**Exercise instructions**:
Search the listing below for "Addresses". Copy each matching line.

**Dataset excerpts**:

>>>>>

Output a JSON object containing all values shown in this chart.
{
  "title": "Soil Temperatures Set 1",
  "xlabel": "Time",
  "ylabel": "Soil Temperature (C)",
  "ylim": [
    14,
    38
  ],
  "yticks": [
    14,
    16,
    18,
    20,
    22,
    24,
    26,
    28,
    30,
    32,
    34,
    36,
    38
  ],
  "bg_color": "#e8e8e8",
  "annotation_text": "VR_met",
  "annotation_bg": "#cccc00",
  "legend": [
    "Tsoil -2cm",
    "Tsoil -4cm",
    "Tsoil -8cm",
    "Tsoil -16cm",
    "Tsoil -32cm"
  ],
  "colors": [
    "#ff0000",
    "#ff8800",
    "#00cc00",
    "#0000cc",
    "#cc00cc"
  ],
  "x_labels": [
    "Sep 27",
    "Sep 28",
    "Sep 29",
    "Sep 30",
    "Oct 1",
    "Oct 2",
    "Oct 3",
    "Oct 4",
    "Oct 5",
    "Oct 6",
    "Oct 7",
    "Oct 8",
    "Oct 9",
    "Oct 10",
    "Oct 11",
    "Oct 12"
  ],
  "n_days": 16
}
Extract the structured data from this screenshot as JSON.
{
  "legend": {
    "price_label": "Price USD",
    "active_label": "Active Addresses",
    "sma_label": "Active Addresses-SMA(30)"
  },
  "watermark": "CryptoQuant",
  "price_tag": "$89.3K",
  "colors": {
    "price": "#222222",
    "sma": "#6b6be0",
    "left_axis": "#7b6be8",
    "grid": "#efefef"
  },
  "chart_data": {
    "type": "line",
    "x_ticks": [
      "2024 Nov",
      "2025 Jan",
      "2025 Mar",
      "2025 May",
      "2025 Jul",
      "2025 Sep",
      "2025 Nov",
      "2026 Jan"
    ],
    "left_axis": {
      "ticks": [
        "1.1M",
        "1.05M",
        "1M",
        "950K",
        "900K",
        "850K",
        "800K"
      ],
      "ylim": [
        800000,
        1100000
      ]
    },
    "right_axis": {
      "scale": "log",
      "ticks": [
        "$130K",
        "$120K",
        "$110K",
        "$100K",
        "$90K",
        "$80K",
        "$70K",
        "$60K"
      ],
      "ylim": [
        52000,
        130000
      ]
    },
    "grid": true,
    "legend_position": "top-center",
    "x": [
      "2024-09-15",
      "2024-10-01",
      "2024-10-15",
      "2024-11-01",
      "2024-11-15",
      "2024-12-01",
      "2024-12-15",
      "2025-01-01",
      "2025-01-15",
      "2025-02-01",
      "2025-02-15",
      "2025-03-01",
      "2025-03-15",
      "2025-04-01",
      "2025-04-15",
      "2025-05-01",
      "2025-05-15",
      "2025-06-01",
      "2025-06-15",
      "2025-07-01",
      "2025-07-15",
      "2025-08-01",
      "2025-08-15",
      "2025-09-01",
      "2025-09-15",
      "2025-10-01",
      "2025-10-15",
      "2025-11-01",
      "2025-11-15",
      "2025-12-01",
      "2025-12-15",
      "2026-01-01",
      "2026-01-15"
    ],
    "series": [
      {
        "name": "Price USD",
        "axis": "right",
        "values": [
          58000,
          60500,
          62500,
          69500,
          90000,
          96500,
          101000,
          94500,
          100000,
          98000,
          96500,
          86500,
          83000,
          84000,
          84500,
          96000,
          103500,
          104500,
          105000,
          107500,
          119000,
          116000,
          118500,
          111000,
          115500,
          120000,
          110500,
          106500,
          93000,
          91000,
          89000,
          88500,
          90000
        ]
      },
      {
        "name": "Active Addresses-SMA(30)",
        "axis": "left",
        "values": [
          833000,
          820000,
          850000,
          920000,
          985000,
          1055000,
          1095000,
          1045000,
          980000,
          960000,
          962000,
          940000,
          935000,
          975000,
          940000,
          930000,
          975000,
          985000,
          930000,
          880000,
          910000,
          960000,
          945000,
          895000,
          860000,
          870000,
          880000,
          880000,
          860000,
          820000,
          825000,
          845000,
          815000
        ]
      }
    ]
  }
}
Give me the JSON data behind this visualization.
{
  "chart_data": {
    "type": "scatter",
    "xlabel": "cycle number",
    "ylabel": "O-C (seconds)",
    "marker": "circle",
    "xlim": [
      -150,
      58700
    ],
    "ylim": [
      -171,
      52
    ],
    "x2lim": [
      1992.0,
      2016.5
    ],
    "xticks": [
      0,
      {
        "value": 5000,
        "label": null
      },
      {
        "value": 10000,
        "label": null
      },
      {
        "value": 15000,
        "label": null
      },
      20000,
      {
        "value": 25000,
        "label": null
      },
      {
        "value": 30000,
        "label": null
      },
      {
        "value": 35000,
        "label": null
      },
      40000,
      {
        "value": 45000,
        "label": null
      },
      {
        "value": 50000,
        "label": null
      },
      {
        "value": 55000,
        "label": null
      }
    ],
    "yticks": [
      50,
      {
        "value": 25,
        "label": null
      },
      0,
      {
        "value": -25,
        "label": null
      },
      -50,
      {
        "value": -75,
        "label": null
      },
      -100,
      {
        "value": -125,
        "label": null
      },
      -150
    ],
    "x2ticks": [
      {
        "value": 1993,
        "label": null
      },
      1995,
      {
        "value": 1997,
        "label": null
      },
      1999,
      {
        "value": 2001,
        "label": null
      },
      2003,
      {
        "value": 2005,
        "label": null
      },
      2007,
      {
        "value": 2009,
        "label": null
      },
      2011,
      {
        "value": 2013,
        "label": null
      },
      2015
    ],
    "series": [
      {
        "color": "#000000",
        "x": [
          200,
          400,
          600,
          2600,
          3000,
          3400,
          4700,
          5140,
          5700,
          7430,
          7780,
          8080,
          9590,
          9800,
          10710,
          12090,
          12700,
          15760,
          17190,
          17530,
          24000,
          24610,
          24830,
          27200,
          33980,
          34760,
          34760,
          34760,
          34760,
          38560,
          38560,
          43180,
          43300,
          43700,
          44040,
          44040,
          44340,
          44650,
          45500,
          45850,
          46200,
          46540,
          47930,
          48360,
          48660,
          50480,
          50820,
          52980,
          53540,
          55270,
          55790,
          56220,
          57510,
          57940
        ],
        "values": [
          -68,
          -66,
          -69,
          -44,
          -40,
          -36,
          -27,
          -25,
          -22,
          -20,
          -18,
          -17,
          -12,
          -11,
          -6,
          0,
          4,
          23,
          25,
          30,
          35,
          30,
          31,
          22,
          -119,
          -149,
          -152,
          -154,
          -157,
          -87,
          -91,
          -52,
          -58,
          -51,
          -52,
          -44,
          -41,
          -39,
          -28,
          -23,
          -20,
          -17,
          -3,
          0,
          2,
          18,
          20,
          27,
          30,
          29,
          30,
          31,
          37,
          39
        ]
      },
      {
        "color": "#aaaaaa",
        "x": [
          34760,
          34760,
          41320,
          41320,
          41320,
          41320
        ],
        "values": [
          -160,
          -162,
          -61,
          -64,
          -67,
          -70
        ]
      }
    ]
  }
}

<<<<<
>>>>>

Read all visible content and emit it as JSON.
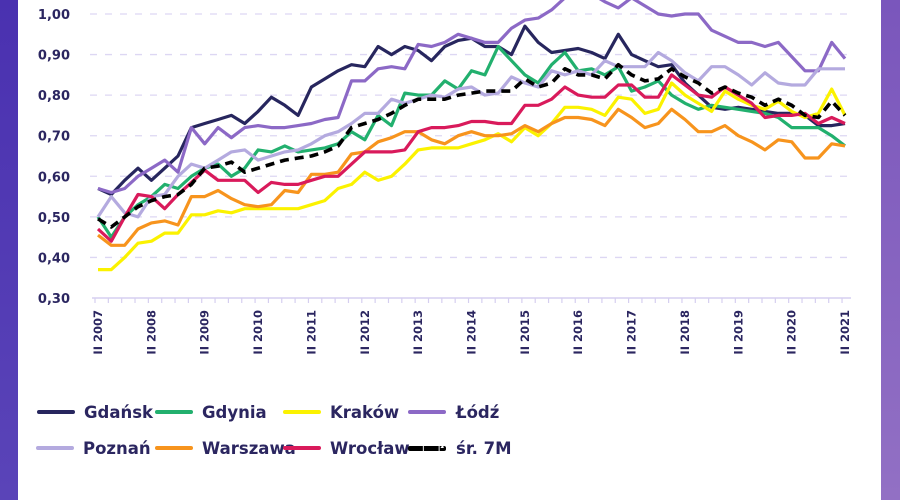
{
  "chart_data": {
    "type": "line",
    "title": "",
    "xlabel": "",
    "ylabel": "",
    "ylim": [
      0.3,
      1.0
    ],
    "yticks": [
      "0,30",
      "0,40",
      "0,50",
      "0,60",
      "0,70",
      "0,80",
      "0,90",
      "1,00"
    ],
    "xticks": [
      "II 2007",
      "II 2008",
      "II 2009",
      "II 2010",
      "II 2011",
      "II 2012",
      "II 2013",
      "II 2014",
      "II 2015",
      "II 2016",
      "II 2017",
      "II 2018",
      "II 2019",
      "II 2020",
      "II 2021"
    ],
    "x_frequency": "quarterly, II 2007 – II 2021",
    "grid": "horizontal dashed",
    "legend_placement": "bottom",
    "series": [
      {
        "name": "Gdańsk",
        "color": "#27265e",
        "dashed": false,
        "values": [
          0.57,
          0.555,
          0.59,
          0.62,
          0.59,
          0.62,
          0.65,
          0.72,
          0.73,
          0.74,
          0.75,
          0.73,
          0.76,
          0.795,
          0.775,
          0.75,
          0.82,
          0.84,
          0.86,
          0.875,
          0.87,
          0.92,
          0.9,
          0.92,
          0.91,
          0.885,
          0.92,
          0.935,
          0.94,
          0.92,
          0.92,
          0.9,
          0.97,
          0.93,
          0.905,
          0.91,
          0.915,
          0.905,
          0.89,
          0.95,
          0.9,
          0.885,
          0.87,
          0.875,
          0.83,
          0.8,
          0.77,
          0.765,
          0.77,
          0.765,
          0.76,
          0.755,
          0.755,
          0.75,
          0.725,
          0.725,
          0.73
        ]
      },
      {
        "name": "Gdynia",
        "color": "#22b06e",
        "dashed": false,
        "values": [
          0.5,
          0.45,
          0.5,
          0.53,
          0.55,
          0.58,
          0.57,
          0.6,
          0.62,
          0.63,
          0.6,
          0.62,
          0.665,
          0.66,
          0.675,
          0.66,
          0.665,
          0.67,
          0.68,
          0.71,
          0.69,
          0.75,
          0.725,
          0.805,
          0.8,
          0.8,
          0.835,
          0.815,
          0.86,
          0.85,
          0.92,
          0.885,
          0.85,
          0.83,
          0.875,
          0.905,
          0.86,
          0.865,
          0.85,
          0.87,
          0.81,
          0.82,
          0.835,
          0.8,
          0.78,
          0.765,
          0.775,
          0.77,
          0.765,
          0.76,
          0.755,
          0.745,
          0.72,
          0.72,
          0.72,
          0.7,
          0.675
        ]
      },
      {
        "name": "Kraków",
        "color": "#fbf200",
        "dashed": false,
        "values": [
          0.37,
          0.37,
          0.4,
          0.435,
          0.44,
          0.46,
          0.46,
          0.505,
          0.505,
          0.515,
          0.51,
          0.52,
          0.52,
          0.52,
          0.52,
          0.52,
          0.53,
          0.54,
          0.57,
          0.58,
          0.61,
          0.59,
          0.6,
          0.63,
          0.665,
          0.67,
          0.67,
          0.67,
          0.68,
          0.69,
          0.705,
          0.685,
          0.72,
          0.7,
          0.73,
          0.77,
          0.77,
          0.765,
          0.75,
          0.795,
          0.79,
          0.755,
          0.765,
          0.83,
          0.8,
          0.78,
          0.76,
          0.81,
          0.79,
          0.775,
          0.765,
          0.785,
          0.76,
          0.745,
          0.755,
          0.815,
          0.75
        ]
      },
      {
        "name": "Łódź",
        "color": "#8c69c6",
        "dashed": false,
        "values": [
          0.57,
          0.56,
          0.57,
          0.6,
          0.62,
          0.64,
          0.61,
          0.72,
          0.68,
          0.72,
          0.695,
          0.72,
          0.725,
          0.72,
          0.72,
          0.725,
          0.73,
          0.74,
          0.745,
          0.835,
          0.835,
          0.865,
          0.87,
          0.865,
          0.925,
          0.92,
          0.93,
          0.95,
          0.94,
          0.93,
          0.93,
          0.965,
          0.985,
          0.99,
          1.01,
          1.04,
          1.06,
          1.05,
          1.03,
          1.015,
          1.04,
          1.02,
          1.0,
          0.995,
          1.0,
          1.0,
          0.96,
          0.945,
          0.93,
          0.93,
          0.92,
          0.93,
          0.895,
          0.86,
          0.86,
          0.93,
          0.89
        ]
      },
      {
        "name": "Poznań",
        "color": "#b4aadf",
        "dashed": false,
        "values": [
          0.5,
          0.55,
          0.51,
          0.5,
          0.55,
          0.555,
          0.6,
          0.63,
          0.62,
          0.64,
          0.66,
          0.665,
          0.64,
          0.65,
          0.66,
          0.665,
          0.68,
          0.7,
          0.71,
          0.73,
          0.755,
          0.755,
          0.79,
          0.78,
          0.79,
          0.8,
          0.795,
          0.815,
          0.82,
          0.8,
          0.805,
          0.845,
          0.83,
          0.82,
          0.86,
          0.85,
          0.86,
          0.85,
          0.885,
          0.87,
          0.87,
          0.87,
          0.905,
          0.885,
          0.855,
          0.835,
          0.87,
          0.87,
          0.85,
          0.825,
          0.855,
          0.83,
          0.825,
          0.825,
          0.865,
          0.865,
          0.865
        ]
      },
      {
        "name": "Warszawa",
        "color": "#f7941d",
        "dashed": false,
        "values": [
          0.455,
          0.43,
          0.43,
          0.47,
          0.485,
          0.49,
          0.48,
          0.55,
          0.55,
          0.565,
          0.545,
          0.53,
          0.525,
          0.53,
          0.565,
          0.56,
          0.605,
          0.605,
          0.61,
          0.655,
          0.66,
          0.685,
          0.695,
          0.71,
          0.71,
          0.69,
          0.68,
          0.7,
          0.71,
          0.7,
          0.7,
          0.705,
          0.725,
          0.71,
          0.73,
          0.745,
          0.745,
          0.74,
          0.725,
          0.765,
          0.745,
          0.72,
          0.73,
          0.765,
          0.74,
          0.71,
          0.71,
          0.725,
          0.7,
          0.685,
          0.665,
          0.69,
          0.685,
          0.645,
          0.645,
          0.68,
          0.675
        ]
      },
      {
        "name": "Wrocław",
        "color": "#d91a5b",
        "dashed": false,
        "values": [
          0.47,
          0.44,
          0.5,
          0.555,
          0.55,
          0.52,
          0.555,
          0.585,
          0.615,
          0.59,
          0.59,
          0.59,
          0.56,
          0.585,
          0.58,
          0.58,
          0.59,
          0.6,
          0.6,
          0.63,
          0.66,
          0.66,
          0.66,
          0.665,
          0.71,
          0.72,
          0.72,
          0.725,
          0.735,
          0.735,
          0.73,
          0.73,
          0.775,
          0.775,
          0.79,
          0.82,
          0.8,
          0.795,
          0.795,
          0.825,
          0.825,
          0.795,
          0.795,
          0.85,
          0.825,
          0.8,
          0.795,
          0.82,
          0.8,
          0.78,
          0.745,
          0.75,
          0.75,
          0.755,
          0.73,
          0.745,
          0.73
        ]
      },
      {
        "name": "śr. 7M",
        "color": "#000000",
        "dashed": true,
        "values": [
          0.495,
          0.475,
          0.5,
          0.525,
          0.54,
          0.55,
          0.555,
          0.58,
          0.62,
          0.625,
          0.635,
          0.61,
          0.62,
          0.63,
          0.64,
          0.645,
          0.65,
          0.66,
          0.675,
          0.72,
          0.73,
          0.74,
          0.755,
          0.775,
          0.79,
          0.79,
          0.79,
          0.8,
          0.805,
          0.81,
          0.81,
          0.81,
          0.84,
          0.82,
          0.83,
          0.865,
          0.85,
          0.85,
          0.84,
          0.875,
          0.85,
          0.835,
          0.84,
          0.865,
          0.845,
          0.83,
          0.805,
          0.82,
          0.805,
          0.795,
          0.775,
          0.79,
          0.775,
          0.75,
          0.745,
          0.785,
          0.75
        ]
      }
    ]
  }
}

<<<<<

**Complete output**:
    "active_label": "Active Addresses",
    "sma_label": "Active Addresses-SMA(30)"
        "name": "Active Addresses-SMA(30)",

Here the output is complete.